— Begin —

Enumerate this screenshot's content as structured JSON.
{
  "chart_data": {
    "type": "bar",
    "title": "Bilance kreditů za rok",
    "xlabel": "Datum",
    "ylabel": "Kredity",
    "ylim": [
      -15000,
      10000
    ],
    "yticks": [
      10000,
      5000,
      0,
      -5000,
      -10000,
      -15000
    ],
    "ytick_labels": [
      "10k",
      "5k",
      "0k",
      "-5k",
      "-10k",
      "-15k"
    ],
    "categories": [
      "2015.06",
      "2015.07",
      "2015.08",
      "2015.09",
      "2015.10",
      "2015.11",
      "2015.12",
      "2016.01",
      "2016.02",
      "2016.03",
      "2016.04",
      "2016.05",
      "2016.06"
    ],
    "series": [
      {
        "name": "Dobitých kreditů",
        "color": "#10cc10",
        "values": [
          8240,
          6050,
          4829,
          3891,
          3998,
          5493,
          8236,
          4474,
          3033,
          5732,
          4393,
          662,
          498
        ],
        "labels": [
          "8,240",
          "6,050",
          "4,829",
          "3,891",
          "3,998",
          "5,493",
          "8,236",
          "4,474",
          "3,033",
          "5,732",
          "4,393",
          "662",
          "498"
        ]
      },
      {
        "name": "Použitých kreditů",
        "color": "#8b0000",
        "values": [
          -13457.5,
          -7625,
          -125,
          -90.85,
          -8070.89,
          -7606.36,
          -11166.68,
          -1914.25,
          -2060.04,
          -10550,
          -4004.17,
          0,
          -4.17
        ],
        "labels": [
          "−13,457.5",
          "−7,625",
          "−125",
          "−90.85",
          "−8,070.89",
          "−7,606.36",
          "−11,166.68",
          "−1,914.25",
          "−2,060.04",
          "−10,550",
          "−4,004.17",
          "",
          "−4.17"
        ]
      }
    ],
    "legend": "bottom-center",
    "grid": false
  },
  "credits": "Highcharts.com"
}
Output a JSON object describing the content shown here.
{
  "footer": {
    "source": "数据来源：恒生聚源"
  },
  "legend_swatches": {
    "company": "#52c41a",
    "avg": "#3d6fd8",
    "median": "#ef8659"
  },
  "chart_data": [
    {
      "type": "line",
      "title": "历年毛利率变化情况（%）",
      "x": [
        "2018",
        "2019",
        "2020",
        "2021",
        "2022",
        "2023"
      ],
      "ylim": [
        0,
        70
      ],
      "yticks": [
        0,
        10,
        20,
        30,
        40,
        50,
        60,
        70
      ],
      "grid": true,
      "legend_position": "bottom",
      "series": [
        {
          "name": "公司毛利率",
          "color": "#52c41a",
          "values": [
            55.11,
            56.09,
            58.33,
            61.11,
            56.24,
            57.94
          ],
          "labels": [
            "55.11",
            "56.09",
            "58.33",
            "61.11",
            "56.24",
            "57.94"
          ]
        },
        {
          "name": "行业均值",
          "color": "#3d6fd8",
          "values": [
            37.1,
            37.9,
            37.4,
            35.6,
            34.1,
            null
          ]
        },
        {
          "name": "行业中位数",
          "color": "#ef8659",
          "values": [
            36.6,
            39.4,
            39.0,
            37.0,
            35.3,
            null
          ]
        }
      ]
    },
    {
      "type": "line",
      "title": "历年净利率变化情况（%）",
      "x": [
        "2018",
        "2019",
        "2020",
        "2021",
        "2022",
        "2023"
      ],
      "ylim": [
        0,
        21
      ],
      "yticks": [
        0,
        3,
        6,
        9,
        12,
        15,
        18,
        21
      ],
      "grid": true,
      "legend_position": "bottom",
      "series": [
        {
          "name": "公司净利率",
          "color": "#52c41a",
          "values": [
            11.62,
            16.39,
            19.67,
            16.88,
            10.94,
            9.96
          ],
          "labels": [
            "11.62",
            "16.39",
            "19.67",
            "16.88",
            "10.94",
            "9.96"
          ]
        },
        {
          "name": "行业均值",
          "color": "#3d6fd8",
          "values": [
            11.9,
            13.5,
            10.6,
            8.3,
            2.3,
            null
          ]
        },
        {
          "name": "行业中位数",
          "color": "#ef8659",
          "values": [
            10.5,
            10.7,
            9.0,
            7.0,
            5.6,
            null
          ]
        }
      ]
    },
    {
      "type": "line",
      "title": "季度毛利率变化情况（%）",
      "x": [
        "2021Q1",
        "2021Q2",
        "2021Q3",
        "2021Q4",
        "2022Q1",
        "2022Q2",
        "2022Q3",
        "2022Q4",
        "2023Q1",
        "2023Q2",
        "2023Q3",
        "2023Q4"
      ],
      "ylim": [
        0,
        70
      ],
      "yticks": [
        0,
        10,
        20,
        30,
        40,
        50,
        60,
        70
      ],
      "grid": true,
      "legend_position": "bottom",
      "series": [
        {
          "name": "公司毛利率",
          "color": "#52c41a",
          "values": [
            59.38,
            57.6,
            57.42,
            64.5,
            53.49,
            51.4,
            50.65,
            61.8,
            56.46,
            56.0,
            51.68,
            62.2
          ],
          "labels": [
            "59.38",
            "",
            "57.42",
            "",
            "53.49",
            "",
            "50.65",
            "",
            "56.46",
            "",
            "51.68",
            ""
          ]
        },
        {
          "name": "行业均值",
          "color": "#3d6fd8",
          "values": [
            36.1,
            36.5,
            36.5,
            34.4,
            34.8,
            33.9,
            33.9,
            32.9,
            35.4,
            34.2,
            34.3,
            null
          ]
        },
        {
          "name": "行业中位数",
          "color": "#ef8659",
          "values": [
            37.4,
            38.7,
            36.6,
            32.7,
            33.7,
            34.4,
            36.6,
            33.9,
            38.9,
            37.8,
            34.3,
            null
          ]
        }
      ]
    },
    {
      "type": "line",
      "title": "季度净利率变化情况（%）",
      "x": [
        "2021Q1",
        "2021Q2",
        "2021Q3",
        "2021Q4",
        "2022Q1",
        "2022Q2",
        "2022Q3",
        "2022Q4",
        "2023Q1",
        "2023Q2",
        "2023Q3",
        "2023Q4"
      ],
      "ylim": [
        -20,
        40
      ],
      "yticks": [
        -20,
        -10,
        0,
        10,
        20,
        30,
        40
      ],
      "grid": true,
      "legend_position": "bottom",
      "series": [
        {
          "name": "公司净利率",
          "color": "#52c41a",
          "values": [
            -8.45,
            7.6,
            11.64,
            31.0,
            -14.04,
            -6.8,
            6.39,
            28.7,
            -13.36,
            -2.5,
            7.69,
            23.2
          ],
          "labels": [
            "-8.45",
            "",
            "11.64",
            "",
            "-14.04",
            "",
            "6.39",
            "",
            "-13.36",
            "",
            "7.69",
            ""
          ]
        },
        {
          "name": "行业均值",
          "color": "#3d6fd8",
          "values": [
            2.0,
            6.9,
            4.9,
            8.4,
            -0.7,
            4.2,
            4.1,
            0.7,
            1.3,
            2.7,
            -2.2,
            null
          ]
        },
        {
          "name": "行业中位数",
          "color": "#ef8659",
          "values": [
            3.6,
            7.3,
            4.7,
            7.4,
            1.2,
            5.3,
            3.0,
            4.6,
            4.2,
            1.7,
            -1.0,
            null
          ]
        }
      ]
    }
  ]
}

— End —

> _What you have to do_
Restate the listing above word for word.

> _Complete output_
Enumerate this screenshot's content as structured JSON.
{
  "chart_data": {
    "type": "bar",
    "title": "Bilance kreditů za rok",
    "xlabel": "Datum",
    "ylabel": "Kredity",
    "ylim": [
      -15000,
      10000
    ],
    "yticks": [
      10000,
      5000,
      0,
      -5000,
      -10000,
      -15000
    ],
    "ytick_labels": [
      "10k",
      "5k",
      "0k",
      "-5k",
      "-10k",
      "-15k"
    ],
    "categories": [
      "2015.06",
      "2015.07",
      "2015.08",
      "2015.09",
      "2015.10",
      "2015.11",
      "2015.12",
      "2016.01",
      "2016.02",
      "2016.03",
      "2016.04",
      "2016.05",
      "2016.06"
    ],
    "series": [
      {
        "name": "Dobitých kreditů",
        "color": "#10cc10",
        "values": [
          8240,
          6050,
          4829,
          3891,
          3998,
          5493,
          8236,
          4474,
          3033,
          5732,
          4393,
          662,
          498
        ],
        "labels": [
          "8,240",
          "6,050",
          "4,829",
          "3,891",
          "3,998",
          "5,493",
          "8,236",
          "4,474",
          "3,033",
          "5,732",
          "4,393",
          "662",
          "498"
        ]
      },
      {
        "name": "Použitých kreditů",
        "color": "#8b0000",
        "values": [
          -13457.5,
          -7625,
          -125,
          -90.85,
          -8070.89,
          -7606.36,
          -11166.68,
          -1914.25,
          -2060.04,
          -10550,
          -4004.17,
          0,
          -4.17
        ],
        "labels": [
          "−13,457.5",
          "−7,625",
          "−125",
          "−90.85",
          "−8,070.89",
          "−7,606.36",
          "−11,166.68",
          "−1,914.25",
          "−2,060.04",
          "−10,550",
          "−4,004.17",
          "",
          "−4.17"
        ]
      }
    ],
    "legend": "bottom-center",
    "grid": false
  },
  "credits": "Highcharts.com"
}
Output a JSON object describing the content shown here.
{
  "footer": {
    "source": "数据来源：恒生聚源"
  },
  "legend_swatches": {
    "company": "#52c41a",
    "avg": "#3d6fd8",
    "median": "#ef8659"
  },
  "chart_data": [
    {
      "type": "line",
      "title": "历年毛利率变化情况（%）",
      "x": [
        "2018",
        "2019",
        "2020",
        "2021",
        "2022",
        "2023"
      ],
      "ylim": [
        0,
        70
      ],
      "yticks": [
        0,
        10,
        20,
        30,
        40,
        50,
        60,
        70
      ],
      "grid": true,
      "legend_position": "bottom",
      "series": [
        {
          "name": "公司毛利率",
          "color": "#52c41a",
          "values": [
            55.11,
            56.09,
            58.33,
            61.11,
            56.24,
            57.94
          ],
          "labels": [
            "55.11",
            "56.09",
            "58.33",
            "61.11",
            "56.24",
            "57.94"
          ]
        },
        {
          "name": "行业均值",
          "color": "#3d6fd8",
          "values": [
            37.1,
            37.9,
            37.4,
            35.6,
            34.1,
            null
          ]
        },
        {
          "name": "行业中位数",
          "color": "#ef8659",
          "values": [
            36.6,
            39.4,
            39.0,
            37.0,
            35.3,
            null
          ]
        }
      ]
    },
    {
      "type": "line",
      "title": "历年净利率变化情况（%）",
      "x": [
        "2018",
        "2019",
        "2020",
        "2021",
        "2022",
        "2023"
      ],
      "ylim": [
        0,
        21
      ],
      "yticks": [
        0,
        3,
        6,
        9,
        12,
        15,
        18,
        21
      ],
      "grid": true,
      "legend_position": "bottom",
      "series": [
        {
          "name": "公司净利率",
          "color": "#52c41a",
          "values": [
            11.62,
            16.39,
            19.67,
            16.88,
            10.94,
            9.96
          ],
          "labels": [
            "11.62",
            "16.39",
            "19.67",
            "16.88",
            "10.94",
            "9.96"
          ]
        },
        {
          "name": "行业均值",
          "color": "#3d6fd8",
          "values": [
            11.9,
            13.5,
            10.6,
            8.3,
            2.3,
            null
          ]
        },
        {
          "name": "行业中位数",
          "color": "#ef8659",
          "values": [
            10.5,
            10.7,
            9.0,
            7.0,
            5.6,
            null
          ]
        }
      ]
    },
    {
      "type": "line",
      "title": "季度毛利率变化情况（%）",
      "x": [
        "2021Q1",
        "2021Q2",
        "2021Q3",
        "2021Q4",
        "2022Q1",
        "2022Q2",
        "2022Q3",
        "2022Q4",
        "2023Q1",
        "2023Q2",
        "2023Q3",
        "2023Q4"
      ],
      "ylim": [
        0,
        70
      ],
      "yticks": [
        0,
        10,
        20,
        30,
        40,
        50,
        60,
        70
      ],
      "grid": true,
      "legend_position": "bottom",
      "series": [
        {
          "name": "公司毛利率",
          "color": "#52c41a",
          "values": [
            59.38,
            57.6,
            57.42,
            64.5,
            53.49,
            51.4,
            50.65,
            61.8,
            56.46,
            56.0,
            51.68,
            62.2
          ],
          "labels": [
            "59.38",
            "",
            "57.42",
            "",
            "53.49",
            "",
            "50.65",
            "",
            "56.46",
            "",
            "51.68",
            ""
          ]
        },
        {
          "name": "行业均值",
          "color": "#3d6fd8",
          "values": [
            36.1,
            36.5,
            36.5,
            34.4,
            34.8,
            33.9,
            33.9,
            32.9,
            35.4,
            34.2,
            34.3,
            null
          ]
        },
        {
          "name": "行业中位数",
          "color": "#ef8659",
          "values": [
            37.4,
            38.7,
            36.6,
            32.7,
            33.7,
            34.4,
            36.6,
            33.9,
            38.9,
            37.8,
            34.3,
            null
          ]
        }
      ]
    },
    {
      "type": "line",
      "title": "季度净利率变化情况（%）",
      "x": [
        "2021Q1",
        "2021Q2",
        "2021Q3",
        "2021Q4",
        "2022Q1",
        "2022Q2",
        "2022Q3",
        "2022Q4",
        "2023Q1",
        "2023Q2",
        "2023Q3",
        "2023Q4"
      ],
      "ylim": [
        -20,
        40
      ],
      "yticks": [
        -20,
        -10,
        0,
        10,
        20,
        30,
        40
      ],
      "grid": true,
      "legend_position": "bottom",
      "series": [
        {
          "name": "公司净利率",
          "color": "#52c41a",
          "values": [
            -8.45,
            7.6,
            11.64,
            31.0,
            -14.04,
            -6.8,
            6.39,
            28.7,
            -13.36,
            -2.5,
            7.69,
            23.2
          ],
          "labels": [
            "-8.45",
            "",
            "11.64",
            "",
            "-14.04",
            "",
            "6.39",
            "",
            "-13.36",
            "",
            "7.69",
            ""
          ]
        },
        {
          "name": "行业均值",
          "color": "#3d6fd8",
          "values": [
            2.0,
            6.9,
            4.9,
            8.4,
            -0.7,
            4.2,
            4.1,
            0.7,
            1.3,
            2.7,
            -2.2,
            null
          ]
        },
        {
          "name": "行业中位数",
          "color": "#ef8659",
          "values": [
            3.6,
            7.3,
            4.7,
            7.4,
            1.2,
            5.3,
            3.0,
            4.6,
            4.2,
            1.7,
            -1.0,
            null
          ]
        }
      ]
    }
  ]
}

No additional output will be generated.